* [Work required] Of all the lines in the records below, how many hold the word "title"? Give the number alone.

* [Records shown]
★ ★ ★ ★

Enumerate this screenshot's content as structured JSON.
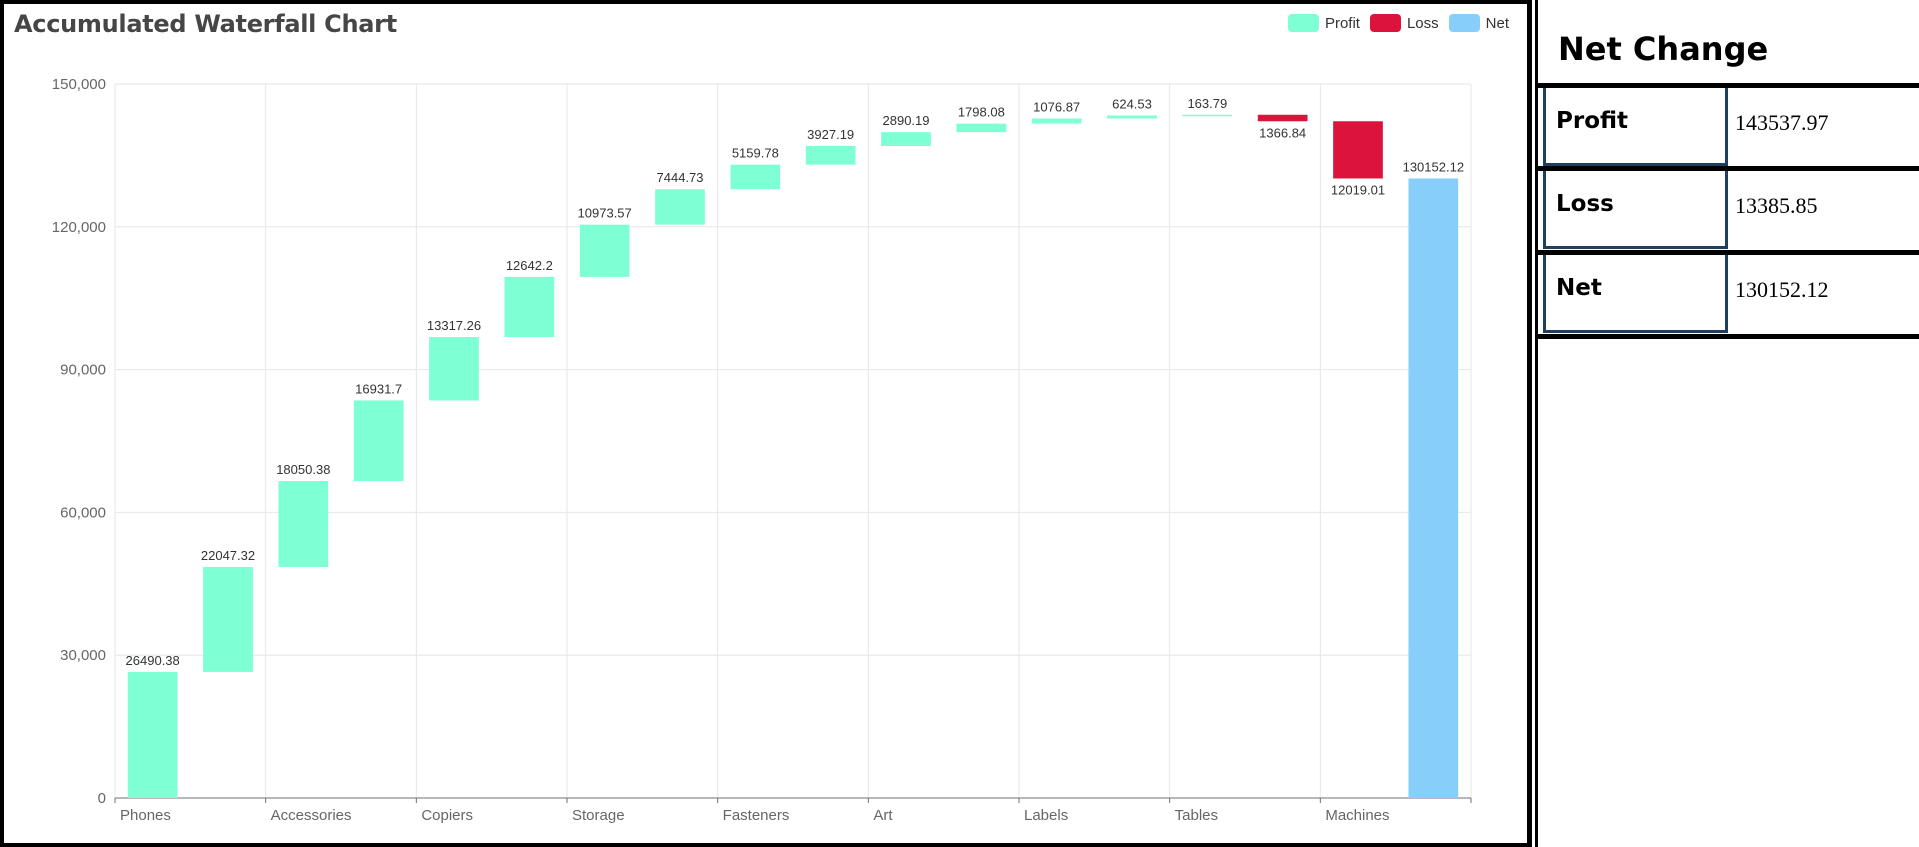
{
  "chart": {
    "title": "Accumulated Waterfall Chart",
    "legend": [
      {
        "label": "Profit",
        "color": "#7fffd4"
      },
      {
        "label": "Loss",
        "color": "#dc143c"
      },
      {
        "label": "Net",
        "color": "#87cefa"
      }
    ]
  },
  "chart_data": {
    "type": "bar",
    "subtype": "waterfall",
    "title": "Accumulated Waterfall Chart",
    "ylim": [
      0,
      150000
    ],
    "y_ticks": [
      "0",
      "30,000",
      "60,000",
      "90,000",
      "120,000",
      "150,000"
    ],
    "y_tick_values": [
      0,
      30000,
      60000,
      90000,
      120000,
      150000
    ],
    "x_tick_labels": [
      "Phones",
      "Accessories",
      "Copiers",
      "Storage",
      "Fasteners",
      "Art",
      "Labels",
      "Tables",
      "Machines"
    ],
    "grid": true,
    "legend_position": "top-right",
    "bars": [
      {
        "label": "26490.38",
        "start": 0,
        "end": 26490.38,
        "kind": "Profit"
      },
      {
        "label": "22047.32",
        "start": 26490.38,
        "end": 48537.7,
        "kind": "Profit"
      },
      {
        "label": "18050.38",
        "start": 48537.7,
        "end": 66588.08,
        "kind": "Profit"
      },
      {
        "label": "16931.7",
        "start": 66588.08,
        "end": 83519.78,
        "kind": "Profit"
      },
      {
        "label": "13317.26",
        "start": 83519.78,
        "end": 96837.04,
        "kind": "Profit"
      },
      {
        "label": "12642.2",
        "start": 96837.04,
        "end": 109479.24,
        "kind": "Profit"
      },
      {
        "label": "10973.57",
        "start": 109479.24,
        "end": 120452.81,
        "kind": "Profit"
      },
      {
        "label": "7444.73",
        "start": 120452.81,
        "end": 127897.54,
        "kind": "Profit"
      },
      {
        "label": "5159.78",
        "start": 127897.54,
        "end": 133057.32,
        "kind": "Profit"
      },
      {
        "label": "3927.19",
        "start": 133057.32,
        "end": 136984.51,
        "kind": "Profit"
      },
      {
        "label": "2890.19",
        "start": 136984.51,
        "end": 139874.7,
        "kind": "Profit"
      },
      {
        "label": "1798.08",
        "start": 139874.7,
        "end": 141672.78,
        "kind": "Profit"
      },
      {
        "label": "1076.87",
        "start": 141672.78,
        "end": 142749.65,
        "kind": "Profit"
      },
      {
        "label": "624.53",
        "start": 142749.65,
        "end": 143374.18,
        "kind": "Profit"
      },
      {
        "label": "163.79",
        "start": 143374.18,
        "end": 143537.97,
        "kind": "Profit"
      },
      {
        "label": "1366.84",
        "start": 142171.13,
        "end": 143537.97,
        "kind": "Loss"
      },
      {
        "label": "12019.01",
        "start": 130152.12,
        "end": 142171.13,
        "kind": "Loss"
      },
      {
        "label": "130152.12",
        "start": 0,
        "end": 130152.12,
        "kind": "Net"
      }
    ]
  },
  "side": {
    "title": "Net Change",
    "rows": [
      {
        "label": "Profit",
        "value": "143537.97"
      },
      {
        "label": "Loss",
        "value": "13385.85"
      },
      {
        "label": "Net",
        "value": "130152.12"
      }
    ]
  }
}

★ ★ ★ ★

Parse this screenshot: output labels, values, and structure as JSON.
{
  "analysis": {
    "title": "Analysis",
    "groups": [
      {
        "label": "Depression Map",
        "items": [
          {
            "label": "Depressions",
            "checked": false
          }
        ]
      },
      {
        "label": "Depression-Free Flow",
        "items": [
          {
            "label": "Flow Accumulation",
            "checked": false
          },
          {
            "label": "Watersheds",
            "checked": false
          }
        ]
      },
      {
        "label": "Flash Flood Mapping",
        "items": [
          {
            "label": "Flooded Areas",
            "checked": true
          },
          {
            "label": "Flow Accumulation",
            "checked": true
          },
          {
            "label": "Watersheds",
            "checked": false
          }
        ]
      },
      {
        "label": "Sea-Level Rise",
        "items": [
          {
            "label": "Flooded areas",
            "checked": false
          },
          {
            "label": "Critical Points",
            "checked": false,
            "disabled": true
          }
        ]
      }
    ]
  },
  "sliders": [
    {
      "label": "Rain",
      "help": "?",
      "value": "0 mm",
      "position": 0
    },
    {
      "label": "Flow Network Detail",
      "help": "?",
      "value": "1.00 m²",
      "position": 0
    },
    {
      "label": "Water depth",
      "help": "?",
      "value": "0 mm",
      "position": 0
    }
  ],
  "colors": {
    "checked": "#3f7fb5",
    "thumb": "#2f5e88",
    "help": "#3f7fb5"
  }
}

★ ★ ★ ★

* [Complete response] 4